## THE DATA
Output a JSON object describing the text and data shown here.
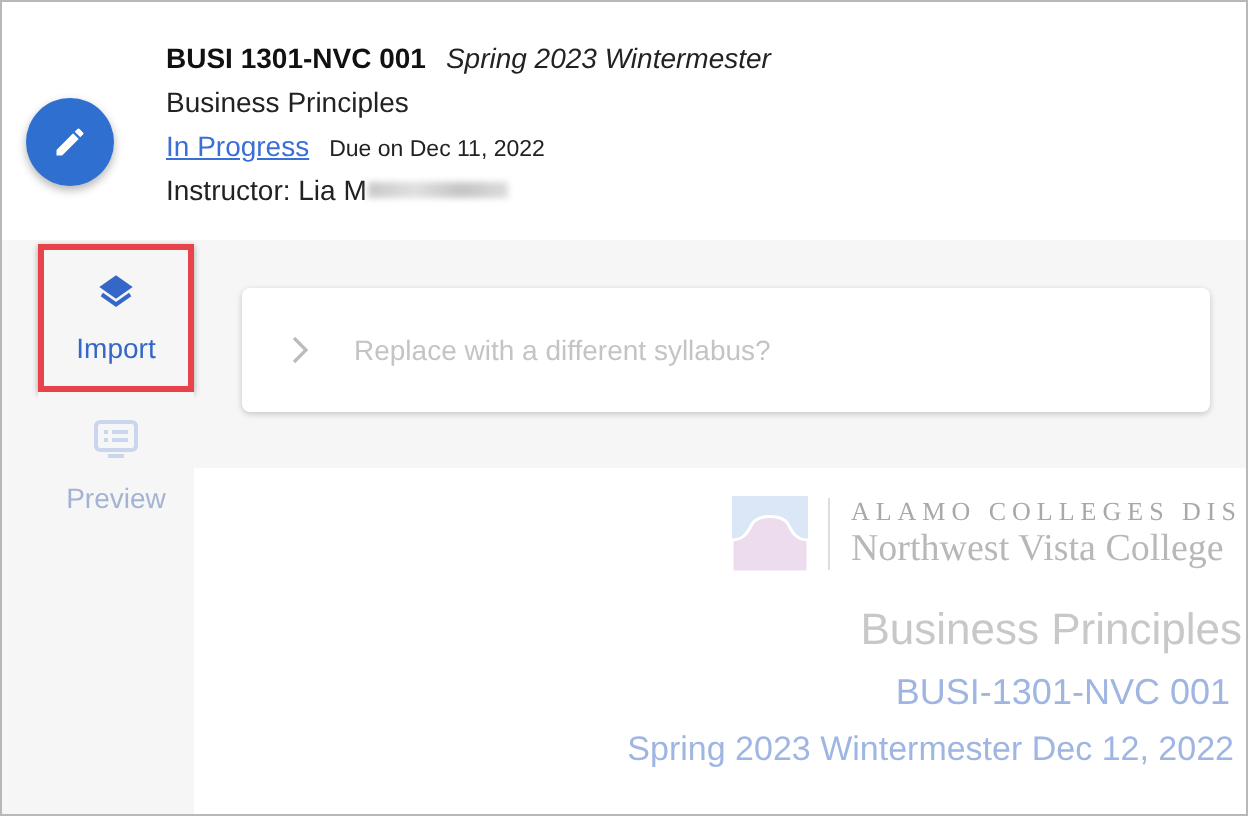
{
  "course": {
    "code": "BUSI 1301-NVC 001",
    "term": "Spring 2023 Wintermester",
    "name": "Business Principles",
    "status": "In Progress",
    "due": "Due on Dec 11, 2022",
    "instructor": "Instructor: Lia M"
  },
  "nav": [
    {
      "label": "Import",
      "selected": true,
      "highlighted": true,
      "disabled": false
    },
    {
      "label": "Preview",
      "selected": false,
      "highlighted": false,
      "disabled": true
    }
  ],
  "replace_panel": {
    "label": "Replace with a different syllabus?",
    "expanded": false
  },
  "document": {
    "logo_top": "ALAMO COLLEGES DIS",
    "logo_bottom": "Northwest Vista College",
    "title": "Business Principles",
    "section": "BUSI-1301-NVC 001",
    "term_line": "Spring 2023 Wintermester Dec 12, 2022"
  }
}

## PROMPT
Quote all the records verbatim, dropping any pictures from your copy.

## CORRECT OUTPUT
Output a JSON object describing the text and data shown here.
{
  "course": {
    "code": "BUSI 1301-NVC 001",
    "term": "Spring 2023 Wintermester",
    "name": "Business Principles",
    "status": "In Progress",
    "due": "Due on Dec 11, 2022",
    "instructor": "Instructor: Lia M"
  },
  "nav": [
    {
      "label": "Import",
      "selected": true,
      "highlighted": true,
      "disabled": false
    },
    {
      "label": "Preview",
      "selected": false,
      "highlighted": false,
      "disabled": true
    }
  ],
  "replace_panel": {
    "label": "Replace with a different syllabus?",
    "expanded": false
  },
  "document": {
    "logo_top": "ALAMO COLLEGES DIS",
    "logo_bottom": "Northwest Vista College",
    "title": "Business Principles",
    "section": "BUSI-1301-NVC 001",
    "term_line": "Spring 2023 Wintermester Dec 12, 2022"
  }
}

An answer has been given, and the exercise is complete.